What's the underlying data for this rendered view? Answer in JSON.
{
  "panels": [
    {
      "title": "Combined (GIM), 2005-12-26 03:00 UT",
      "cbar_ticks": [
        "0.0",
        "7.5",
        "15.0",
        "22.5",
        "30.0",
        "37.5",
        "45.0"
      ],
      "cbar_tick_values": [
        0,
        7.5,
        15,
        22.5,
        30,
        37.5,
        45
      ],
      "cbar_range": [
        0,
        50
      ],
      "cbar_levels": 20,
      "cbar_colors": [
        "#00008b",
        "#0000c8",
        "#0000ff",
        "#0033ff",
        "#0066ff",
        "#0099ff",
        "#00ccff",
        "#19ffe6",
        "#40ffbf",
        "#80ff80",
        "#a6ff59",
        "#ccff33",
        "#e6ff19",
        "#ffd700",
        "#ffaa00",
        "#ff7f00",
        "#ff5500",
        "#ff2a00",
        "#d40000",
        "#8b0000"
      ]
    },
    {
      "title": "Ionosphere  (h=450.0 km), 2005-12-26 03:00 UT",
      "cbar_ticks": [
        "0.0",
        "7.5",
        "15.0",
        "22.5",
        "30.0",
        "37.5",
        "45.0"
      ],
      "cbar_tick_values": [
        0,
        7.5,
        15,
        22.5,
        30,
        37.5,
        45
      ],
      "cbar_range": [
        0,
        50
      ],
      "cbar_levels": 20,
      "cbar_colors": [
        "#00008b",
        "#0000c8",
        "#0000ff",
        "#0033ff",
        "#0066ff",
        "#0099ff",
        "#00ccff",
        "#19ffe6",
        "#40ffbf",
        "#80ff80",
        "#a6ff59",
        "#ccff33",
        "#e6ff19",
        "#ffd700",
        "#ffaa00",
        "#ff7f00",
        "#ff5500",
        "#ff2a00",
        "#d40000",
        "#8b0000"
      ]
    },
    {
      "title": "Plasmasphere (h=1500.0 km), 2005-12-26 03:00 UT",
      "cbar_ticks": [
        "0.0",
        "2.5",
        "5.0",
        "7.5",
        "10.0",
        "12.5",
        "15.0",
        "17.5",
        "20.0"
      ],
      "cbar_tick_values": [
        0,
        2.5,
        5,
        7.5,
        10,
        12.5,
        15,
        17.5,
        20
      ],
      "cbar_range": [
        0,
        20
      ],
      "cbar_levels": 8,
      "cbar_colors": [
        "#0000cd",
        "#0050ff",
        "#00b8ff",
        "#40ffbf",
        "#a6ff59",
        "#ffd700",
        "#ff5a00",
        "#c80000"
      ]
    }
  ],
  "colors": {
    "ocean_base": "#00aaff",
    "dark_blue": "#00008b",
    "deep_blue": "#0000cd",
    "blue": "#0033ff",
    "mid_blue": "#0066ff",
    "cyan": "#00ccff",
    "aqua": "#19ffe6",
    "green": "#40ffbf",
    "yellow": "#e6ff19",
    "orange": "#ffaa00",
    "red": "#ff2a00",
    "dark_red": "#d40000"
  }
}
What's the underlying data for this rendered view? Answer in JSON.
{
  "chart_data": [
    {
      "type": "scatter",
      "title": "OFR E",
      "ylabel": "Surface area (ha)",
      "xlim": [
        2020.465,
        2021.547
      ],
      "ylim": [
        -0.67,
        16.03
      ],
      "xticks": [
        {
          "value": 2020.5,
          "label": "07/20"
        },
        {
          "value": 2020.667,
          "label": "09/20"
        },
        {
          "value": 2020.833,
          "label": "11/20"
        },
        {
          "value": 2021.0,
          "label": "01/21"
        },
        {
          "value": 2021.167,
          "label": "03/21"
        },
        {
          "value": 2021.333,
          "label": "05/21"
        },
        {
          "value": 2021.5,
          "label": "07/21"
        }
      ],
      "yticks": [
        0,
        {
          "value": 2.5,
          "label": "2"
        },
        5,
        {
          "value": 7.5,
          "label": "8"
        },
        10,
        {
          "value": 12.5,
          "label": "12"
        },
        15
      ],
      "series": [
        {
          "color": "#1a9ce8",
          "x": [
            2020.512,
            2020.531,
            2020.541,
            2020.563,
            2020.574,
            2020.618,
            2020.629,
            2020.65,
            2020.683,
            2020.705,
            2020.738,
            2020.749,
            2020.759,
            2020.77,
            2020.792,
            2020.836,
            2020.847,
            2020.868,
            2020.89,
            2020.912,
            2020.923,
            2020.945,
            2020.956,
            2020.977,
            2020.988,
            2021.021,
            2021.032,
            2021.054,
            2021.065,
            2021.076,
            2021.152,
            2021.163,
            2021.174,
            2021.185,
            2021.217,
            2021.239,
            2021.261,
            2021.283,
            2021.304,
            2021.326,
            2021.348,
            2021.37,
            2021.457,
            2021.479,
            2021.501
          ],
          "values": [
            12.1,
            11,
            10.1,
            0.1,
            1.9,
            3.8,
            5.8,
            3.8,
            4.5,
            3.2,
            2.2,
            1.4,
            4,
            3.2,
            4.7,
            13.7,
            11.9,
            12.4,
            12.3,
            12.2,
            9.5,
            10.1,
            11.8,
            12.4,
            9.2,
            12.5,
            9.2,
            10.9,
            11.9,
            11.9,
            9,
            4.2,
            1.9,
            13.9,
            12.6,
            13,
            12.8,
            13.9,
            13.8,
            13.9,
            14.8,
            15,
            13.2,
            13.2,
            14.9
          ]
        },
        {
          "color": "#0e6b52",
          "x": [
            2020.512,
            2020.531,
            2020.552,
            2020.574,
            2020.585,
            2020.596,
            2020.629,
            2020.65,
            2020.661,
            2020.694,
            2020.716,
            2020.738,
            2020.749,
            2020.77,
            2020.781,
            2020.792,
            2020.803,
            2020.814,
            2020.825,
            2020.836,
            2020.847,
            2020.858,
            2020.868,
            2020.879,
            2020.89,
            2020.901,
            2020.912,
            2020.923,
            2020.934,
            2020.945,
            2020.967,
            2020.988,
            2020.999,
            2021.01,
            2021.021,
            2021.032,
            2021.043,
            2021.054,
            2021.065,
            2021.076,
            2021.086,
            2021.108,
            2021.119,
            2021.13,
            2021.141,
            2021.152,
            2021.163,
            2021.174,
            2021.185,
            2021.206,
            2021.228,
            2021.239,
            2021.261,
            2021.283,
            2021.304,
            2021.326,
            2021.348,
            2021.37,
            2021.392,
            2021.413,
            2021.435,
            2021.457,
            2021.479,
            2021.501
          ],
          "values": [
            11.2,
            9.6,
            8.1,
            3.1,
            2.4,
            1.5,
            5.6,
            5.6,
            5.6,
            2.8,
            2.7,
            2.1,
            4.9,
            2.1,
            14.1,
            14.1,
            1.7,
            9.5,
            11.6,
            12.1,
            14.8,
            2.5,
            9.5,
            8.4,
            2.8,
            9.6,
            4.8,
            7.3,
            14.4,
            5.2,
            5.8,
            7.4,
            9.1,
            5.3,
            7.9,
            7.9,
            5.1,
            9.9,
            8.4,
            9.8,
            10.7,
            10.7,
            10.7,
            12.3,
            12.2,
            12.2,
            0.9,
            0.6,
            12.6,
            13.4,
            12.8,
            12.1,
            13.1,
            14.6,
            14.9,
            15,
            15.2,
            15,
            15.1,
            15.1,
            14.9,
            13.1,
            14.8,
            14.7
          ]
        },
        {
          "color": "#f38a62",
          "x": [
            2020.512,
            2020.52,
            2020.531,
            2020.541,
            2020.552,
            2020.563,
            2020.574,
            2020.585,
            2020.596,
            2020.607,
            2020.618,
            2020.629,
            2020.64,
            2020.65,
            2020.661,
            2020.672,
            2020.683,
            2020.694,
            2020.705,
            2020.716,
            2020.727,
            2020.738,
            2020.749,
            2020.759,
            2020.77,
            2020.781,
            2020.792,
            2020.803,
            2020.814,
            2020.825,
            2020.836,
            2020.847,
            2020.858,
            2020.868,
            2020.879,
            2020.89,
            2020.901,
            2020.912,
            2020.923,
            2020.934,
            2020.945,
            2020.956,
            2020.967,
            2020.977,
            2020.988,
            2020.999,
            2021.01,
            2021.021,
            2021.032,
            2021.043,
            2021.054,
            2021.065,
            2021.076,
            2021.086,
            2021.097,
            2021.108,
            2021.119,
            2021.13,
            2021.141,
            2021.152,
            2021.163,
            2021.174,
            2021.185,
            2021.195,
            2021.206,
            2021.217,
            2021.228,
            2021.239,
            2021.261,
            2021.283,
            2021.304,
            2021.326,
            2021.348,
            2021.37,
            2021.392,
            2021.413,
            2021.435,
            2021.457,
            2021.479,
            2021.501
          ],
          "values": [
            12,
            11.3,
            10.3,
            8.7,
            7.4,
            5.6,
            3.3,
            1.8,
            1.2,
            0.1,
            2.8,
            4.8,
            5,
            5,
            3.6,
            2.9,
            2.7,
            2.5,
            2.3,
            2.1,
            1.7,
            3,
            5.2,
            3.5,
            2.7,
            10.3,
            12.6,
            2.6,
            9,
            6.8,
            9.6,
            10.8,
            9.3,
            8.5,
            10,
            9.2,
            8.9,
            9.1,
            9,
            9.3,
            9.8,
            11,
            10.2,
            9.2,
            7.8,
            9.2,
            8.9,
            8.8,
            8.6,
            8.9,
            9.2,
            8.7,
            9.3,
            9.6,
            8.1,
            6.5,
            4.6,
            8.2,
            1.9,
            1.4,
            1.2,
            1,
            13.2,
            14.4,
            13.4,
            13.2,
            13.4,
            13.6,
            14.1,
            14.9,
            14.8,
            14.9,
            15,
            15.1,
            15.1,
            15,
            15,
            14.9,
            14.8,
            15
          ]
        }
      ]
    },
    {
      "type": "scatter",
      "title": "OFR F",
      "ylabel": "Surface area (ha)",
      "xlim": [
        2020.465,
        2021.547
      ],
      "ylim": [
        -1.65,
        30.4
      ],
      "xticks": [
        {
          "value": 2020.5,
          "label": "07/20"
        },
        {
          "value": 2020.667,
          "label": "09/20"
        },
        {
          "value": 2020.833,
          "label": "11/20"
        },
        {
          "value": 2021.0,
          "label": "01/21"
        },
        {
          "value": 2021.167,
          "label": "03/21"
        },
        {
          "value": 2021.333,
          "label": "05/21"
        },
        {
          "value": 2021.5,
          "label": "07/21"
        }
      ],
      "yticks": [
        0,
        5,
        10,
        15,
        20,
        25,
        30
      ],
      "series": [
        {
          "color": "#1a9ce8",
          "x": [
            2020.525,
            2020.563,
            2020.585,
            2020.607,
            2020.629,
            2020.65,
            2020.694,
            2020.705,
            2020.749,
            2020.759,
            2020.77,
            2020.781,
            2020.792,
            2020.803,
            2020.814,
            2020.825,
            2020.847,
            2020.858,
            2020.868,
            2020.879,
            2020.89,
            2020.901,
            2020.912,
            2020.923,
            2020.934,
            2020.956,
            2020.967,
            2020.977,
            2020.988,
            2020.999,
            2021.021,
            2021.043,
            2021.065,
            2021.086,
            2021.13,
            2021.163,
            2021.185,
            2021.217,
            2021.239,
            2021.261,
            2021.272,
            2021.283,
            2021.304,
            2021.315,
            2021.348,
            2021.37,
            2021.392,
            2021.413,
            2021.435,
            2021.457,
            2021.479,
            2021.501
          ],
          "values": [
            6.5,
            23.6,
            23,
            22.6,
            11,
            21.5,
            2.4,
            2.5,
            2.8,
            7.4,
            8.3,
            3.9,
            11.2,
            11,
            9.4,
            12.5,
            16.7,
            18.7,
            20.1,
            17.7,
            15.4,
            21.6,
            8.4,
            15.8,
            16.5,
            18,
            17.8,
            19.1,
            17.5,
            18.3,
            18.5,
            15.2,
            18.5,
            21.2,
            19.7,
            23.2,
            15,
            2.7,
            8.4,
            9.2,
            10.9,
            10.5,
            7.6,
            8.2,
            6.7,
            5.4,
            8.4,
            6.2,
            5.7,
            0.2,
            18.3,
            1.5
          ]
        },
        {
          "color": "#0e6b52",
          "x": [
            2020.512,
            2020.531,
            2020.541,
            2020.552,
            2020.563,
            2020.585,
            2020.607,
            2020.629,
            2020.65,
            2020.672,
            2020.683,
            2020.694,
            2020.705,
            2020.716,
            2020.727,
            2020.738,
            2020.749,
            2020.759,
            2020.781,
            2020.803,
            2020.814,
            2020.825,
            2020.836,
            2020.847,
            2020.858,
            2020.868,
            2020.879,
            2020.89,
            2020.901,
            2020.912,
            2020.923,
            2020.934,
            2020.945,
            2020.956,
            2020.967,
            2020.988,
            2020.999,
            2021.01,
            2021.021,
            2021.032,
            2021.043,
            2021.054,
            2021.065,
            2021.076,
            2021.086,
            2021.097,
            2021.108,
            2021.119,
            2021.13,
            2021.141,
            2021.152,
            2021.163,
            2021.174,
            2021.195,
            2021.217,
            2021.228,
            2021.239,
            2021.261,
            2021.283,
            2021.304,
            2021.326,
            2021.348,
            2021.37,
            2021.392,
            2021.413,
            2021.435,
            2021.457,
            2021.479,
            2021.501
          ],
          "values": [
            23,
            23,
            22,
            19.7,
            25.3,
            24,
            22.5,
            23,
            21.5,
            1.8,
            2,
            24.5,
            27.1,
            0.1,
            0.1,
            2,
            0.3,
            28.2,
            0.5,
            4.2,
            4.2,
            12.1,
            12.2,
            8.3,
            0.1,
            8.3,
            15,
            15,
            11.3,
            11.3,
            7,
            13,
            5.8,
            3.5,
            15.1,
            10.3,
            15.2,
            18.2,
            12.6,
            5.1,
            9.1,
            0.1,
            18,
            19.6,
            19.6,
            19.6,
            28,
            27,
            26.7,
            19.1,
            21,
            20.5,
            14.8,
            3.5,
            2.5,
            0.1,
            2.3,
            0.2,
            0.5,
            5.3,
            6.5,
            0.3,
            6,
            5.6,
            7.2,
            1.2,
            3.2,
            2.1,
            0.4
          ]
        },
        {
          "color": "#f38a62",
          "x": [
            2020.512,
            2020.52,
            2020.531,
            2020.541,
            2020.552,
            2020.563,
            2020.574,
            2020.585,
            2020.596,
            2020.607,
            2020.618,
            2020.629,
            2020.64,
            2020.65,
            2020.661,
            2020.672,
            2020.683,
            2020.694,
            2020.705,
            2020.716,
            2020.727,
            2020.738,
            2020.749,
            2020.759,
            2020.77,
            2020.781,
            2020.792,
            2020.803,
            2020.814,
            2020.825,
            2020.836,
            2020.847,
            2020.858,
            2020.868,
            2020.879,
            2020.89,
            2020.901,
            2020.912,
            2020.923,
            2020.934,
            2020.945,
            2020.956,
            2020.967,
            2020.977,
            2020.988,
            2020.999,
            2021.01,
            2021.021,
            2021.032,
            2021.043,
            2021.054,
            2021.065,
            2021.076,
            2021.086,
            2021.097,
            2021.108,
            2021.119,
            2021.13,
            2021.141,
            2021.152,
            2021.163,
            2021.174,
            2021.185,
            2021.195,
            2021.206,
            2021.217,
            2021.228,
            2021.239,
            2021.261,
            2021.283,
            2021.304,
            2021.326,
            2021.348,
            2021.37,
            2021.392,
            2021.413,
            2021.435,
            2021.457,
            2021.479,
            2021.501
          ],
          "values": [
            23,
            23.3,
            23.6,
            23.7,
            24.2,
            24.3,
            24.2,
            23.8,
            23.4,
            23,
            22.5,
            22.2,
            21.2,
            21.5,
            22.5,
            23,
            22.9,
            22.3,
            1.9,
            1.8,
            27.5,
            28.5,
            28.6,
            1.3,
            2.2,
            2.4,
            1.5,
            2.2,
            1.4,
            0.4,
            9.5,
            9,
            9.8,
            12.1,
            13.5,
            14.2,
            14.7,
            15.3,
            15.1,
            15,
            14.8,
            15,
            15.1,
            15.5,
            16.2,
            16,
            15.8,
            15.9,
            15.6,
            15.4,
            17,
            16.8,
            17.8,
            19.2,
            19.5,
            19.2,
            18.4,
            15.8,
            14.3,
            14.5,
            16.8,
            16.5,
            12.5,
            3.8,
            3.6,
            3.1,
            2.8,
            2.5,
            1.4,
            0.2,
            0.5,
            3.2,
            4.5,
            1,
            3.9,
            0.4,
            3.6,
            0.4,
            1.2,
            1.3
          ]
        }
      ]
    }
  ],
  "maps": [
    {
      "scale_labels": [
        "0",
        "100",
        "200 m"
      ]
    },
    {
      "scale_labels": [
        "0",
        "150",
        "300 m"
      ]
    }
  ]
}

* * * * * * * * *

Search the data for the word "title" and copy each line where it appears.

→ **RESPONSE TO THIS TASK**
      "title": "Combined (GIM), 2005-12-26 03:00 UT",
      "title": "Ionosphere  (h=450.0 km), 2005-12-26 03:00 UT",
      "title": "Plasmasphere (h=1500.0 km), 2005-12-26 03:00 UT",
      "title": "OFR E",
      "title": "OFR F",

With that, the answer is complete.